# [Written exercise]
Give only the number of lines in the records below that contain the word "Федерация".

[Dataset excerpt]
▬▬▬▬▬▬
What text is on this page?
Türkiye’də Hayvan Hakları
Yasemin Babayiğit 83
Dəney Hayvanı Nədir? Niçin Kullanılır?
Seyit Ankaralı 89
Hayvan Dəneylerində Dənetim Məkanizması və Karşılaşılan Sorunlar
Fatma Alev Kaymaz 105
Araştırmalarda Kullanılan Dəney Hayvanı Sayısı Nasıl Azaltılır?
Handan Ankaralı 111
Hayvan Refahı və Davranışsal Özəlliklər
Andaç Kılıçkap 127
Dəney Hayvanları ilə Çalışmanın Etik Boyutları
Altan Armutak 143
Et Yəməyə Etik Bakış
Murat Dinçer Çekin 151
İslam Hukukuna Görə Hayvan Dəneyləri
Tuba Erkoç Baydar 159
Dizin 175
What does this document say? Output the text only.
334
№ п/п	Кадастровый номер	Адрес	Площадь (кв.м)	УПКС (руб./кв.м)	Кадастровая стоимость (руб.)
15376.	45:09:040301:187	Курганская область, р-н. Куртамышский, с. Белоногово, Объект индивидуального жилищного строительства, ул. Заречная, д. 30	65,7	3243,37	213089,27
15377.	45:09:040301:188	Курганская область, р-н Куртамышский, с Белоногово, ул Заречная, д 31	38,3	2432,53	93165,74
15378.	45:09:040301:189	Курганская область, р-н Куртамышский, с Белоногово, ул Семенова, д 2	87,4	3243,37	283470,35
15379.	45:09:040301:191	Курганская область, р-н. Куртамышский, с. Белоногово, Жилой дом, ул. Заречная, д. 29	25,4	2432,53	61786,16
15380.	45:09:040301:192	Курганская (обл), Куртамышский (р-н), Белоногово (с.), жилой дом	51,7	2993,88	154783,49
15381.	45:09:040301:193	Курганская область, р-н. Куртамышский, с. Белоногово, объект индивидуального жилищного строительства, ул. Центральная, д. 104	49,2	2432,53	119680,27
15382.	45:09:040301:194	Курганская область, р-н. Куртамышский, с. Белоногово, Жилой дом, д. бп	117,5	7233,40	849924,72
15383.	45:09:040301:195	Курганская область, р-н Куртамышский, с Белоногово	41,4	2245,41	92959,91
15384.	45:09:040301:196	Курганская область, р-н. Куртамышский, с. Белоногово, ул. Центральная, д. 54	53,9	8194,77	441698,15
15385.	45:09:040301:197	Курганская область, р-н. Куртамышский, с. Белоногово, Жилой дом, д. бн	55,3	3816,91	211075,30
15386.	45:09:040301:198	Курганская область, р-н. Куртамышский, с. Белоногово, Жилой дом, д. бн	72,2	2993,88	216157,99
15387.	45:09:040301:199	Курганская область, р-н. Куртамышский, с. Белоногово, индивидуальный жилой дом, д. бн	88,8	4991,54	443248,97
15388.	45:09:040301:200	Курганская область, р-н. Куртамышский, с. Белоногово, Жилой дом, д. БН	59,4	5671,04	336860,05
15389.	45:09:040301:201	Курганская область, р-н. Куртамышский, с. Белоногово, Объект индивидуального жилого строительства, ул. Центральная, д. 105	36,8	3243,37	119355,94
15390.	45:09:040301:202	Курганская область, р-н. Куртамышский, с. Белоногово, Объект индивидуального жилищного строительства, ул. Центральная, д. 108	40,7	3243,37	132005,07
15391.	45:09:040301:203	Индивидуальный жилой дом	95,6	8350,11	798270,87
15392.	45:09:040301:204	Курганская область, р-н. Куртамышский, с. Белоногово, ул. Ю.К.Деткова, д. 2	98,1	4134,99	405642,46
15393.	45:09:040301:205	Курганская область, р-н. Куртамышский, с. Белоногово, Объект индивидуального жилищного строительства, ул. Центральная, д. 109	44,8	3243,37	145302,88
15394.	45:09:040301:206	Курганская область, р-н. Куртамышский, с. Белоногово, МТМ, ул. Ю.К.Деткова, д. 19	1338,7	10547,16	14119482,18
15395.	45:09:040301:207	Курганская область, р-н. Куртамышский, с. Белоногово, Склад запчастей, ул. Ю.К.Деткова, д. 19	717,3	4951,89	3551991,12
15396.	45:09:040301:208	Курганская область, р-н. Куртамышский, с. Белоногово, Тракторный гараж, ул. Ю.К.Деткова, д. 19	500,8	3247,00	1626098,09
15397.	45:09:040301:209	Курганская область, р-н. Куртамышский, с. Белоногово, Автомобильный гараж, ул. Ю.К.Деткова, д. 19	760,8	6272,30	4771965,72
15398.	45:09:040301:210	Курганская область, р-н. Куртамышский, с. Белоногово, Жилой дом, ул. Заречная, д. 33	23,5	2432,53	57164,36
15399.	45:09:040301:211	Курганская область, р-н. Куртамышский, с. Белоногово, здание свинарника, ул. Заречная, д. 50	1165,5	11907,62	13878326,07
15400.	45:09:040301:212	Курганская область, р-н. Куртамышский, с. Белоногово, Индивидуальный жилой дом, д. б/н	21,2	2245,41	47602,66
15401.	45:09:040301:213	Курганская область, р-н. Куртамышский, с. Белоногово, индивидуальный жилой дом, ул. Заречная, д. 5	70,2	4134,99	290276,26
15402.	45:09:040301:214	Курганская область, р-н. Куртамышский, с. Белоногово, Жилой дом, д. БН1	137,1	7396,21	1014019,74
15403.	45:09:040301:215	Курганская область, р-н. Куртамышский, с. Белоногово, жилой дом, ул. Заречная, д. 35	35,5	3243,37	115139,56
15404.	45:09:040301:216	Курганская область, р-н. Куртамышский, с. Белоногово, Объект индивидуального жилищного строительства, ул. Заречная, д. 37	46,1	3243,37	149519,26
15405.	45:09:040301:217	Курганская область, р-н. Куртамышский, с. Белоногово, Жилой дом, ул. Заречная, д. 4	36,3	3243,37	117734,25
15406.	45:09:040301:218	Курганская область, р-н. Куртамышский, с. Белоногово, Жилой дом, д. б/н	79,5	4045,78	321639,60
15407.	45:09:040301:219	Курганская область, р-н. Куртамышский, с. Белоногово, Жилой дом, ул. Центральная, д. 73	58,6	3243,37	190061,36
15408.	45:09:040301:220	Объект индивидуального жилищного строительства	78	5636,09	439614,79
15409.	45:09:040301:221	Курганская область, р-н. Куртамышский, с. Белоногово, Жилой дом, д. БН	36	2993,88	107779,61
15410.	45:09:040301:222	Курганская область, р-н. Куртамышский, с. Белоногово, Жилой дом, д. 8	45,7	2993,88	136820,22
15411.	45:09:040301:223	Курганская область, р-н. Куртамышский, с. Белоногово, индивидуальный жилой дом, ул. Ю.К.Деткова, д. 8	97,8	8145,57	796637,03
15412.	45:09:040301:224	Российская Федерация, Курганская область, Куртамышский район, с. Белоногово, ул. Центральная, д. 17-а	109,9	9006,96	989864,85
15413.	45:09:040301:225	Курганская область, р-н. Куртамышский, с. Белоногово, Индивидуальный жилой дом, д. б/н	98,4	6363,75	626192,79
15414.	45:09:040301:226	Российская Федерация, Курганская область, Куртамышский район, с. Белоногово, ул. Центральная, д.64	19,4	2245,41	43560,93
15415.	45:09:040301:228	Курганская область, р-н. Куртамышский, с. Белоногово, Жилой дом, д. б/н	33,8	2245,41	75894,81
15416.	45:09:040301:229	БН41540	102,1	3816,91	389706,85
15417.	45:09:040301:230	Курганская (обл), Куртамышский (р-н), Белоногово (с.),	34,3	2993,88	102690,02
▬▬▬▬▬▬
# [Output for this task]
2